-- Supplied text --

Content notes: PTSD, sexual trauma, religious trauma, suicide
Earlier this month at a press conference, Representative Ilhan Omar mentioned her post traumatic stress disorder (PTSD), which she developed after her experience as refugee from war in Somalia. In response, Representative Jim Banks tweeted, “this a disgrace to our veterans who actually do have PTSD.” News anchor Chris Berg tweeted that Omar’s behavior is not characteristic of someone with PTSD.
During World War I, PTSD was known as shell shock. During World War II, it was called combat fatigue. The name PTSD came about after the Vietnam War, and because it was officially first identified in veterans, it is often viewed as synonymous with being a veteran, although that’s far from the only cause of PTSD. In fact, about eight million Americans have PTSD and the most common cause is sexual assault or abuse.

-- Data excerpts --
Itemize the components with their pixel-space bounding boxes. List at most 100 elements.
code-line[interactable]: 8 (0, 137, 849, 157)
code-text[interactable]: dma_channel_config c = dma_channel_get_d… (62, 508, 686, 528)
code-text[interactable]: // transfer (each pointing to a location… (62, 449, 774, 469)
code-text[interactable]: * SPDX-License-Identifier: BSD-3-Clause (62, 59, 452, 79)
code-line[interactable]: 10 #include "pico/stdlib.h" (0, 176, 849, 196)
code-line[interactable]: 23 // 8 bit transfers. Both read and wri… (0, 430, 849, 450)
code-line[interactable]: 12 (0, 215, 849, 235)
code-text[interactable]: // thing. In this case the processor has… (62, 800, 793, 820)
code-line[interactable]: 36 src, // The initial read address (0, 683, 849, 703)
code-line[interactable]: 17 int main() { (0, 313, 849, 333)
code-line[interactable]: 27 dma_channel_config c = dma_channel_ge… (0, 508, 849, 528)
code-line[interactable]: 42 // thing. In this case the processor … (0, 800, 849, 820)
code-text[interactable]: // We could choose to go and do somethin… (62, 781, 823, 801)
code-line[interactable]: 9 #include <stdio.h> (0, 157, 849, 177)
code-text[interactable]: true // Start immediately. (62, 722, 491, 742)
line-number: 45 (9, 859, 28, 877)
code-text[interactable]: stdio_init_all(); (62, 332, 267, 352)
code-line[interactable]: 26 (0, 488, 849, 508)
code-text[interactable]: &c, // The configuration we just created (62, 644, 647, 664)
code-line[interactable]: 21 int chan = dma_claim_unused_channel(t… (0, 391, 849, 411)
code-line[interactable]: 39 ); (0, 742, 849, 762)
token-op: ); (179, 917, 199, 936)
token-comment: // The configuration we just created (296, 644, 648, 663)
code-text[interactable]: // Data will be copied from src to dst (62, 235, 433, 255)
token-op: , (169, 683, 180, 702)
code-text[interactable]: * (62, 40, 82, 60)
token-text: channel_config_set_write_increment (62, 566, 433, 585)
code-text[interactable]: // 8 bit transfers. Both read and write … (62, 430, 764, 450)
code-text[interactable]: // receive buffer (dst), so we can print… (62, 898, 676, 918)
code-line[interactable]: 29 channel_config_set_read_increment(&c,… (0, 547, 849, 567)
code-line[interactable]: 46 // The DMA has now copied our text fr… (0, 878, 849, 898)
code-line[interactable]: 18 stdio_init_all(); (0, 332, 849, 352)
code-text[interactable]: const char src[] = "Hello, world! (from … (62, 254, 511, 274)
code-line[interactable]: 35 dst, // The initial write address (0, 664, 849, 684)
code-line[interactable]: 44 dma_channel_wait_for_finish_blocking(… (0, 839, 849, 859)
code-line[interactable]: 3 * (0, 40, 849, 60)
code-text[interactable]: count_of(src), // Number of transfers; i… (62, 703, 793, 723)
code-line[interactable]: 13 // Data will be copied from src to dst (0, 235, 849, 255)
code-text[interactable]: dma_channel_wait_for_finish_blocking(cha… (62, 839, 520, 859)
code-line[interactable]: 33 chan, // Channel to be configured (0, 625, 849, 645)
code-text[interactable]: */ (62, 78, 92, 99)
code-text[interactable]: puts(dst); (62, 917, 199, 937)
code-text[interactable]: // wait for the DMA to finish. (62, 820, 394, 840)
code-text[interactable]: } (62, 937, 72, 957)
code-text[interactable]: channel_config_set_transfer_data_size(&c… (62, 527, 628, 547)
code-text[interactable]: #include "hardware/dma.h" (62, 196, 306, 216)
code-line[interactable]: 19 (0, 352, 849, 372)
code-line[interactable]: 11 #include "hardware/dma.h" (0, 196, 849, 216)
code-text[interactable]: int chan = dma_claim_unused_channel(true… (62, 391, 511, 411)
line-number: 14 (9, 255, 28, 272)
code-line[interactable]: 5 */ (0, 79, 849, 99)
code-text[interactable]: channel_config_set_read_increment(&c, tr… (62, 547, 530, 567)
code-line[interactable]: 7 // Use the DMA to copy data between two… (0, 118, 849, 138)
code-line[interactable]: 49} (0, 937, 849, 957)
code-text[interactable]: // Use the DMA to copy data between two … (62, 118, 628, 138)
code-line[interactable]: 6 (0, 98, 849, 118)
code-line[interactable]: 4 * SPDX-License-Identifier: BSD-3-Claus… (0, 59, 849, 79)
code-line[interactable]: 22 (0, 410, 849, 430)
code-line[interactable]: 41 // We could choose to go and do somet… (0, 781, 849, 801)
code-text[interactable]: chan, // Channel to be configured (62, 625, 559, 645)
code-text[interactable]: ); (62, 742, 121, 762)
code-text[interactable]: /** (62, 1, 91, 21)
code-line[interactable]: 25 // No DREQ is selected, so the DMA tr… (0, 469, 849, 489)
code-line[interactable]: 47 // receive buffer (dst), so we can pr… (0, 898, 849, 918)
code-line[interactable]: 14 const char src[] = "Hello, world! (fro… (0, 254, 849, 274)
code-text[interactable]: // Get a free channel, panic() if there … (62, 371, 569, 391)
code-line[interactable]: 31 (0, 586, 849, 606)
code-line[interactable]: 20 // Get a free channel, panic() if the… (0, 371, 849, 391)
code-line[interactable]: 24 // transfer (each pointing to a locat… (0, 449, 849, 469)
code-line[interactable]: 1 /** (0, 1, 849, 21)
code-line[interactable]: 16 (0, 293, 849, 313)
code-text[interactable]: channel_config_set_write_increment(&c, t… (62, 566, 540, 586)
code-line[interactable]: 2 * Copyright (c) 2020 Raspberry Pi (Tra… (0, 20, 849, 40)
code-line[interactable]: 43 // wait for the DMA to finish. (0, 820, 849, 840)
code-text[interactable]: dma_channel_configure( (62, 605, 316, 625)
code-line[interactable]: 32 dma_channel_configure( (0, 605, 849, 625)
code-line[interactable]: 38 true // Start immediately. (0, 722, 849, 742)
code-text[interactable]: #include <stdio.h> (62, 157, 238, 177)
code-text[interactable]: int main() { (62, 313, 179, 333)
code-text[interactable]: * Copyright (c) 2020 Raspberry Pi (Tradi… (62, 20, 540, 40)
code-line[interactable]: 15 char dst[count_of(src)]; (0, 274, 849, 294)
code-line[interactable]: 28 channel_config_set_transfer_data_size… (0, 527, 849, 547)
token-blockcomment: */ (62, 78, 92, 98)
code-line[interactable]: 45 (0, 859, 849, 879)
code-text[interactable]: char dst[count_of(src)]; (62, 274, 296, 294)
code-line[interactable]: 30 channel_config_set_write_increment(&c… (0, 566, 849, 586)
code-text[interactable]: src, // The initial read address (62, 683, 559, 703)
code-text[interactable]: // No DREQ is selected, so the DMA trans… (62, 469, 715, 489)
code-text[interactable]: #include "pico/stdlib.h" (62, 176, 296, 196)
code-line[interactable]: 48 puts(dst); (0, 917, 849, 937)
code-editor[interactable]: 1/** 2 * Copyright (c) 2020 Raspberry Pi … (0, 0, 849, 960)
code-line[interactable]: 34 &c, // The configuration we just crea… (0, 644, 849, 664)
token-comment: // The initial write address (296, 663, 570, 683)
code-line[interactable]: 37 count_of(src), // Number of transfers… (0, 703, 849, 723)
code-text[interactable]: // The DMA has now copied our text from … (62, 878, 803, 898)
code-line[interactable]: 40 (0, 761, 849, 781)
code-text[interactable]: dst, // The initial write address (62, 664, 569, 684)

-- Problems to solve --
A – According to the PTSD text, why is PTSD often viewed as synonymous with being a veteran?
B – Extract from the PTSD text the stretch that starts at "Content notes: PTSD, sexual" and ends with "someone with PTSD.".

-- Results for each task --
A – PTSD was officially first identified in veterans. The name came about after the Vietnam War. That origin is why people often see the condition as synonymous with being a veteran.

B –
Content notes: PTSD, sexual trauma, religious trauma, suicide
Earlier this month at a press conference, Representative Ilhan Omar mentioned her post traumatic stress disorder (PTSD), which she developed after her experience as refugee from war in Somalia. In response, Representative Jim Banks tweeted, “this a disgrace to our veterans who actually do have PTSD.” News anchor Chris Berg tweeted that Omar’s behavior is not characteristic of someone with PTSD.